> **Data extracts**
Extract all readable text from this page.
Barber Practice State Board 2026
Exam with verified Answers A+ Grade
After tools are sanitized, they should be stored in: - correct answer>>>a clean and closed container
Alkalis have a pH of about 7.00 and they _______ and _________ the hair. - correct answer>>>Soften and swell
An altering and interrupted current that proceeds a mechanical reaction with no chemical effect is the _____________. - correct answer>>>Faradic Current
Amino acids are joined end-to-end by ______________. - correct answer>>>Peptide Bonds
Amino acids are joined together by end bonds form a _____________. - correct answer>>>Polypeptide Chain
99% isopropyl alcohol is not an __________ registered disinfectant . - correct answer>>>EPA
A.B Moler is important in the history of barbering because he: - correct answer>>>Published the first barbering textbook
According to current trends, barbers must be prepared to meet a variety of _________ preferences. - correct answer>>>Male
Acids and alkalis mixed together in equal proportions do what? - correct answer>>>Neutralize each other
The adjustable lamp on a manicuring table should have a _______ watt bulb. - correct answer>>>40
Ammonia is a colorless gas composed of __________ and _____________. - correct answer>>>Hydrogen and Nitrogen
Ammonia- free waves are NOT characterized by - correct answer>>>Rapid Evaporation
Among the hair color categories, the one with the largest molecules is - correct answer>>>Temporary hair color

> **How to complete this task**
Each record must be output exactly, with none omitted.

> **Solved problem**
Extract all readable text from this page.
Barber Practice State Board 2026
Exam with verified Answers A+ Grade
After tools are sanitized, they should be stored in: - correct answer>>>a clean and closed container
Alkalis have a pH of about 7.00 and they _______ and _________ the hair. - correct answer>>>Soften and swell
An altering and interrupted current that proceeds a mechanical reaction with no chemical effect is the _____________. - correct answer>>>Faradic Current
Amino acids are joined end-to-end by ______________. - correct answer>>>Peptide Bonds
Amino acids are joined together by end bonds form a _____________. - correct answer>>>Polypeptide Chain
99% isopropyl alcohol is not an __________ registered disinfectant . - correct answer>>>EPA
A.B Moler is important in the history of barbering because he: - correct answer>>>Published the first barbering textbook
According to current trends, barbers must be prepared to meet a variety of _________ preferences. - correct answer>>>Male
Acids and alkalis mixed together in equal proportions do what? - correct answer>>>Neutralize each other
The adjustable lamp on a manicuring table should have a _______ watt bulb. - correct answer>>>40
Ammonia is a colorless gas composed of __________ and _____________. - correct answer>>>Hydrogen and Nitrogen
Ammonia- free waves are NOT characterized by - correct answer>>>Rapid Evaporation
Among the hair color categories, the one with the largest molecules is - correct answer>>>Temporary hair color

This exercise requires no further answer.